Extracted records
———
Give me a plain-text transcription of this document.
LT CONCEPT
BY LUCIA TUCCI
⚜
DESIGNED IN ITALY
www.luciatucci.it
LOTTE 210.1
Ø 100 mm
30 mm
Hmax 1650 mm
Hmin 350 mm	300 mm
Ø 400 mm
———
Print all of the entries again, exactly as written.

> Exercise response
Give me a plain-text transcription of this document.
LT CONCEPT
BY LUCIA TUCCI
⚜
DESIGNED IN ITALY
www.luciatucci.it
LOTTE 210.1
Ø 100 mm
30 mm
Hmax 1650 mm
Hmin 350 mm	300 mm
Ø 400 mm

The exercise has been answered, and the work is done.